Every record that follows must be duplicated exactly, with images left out.

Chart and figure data
________________

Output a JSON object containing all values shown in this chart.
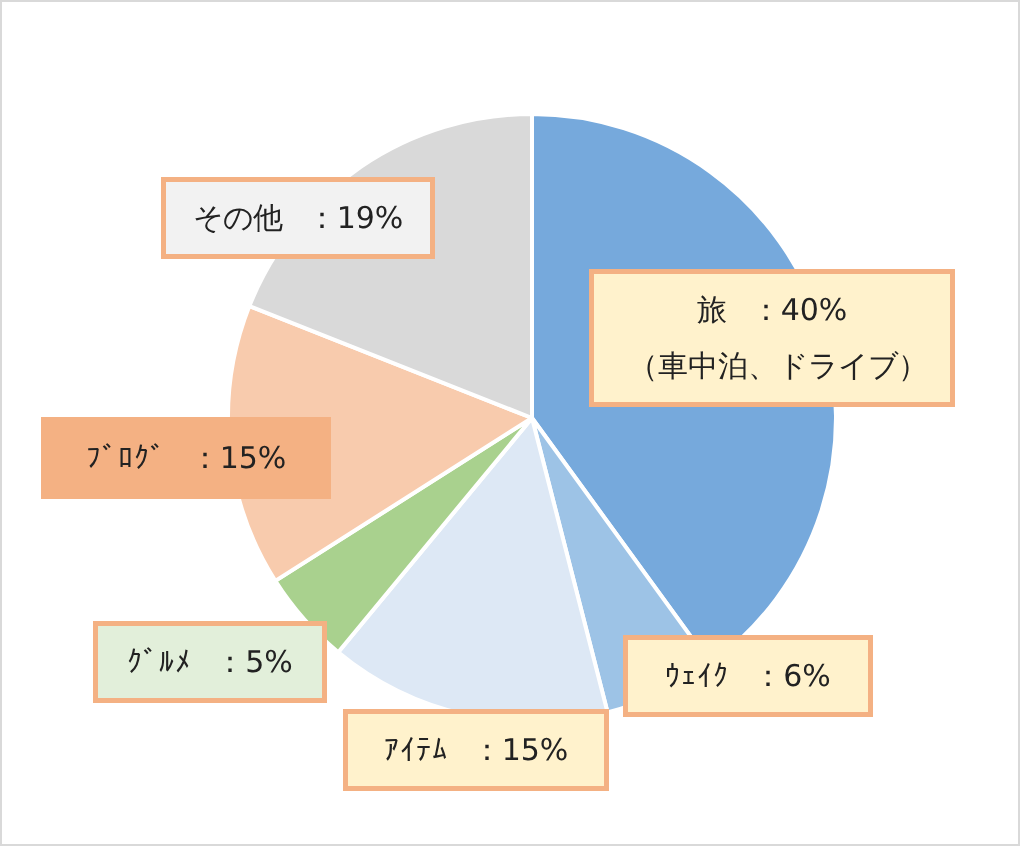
{
  "chart_data": {
    "type": "pie",
    "categories": [
      "旅",
      "ｳｪｲｸ",
      "ｱｲﾃﾑ",
      "ｸﾞﾙﾒ",
      "ﾌﾞﾛｸﾞ",
      "その他"
    ],
    "values": [
      40,
      6,
      15,
      5,
      15,
      19
    ],
    "colors": [
      "#76a9dc",
      "#9dc3e6",
      "#dde8f5",
      "#a9d18e",
      "#f8cbad",
      "#d9d9d9"
    ],
    "value_labels": [
      "：40%",
      "：6%",
      "：15%",
      "：5%",
      "：15%",
      "：19%"
    ],
    "annotations": [
      {
        "text": "（車中泊、ドライブ）",
        "x": "旅"
      }
    ],
    "legend": false
  }
}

________________

SOLUTION FOR THIS TASK >>
Output a JSON object containing all values shown in this chart.
{
  "chart_data": {
    "type": "pie",
    "categories": [
      "旅",
      "ｳｪｲｸ",
      "ｱｲﾃﾑ",
      "ｸﾞﾙﾒ",
      "ﾌﾞﾛｸﾞ",
      "その他"
    ],
    "values": [
      40,
      6,
      15,
      5,
      15,
      19
    ],
    "colors": [
      "#76a9dc",
      "#9dc3e6",
      "#dde8f5",
      "#a9d18e",
      "#f8cbad",
      "#d9d9d9"
    ],
    "value_labels": [
      "：40%",
      "：6%",
      "：15%",
      "：5%",
      "：15%",
      "：19%"
    ],
    "annotations": [
      {
        "text": "（車中泊、ドライブ）",
        "x": "旅"
      }
    ],
    "legend": false
  }
}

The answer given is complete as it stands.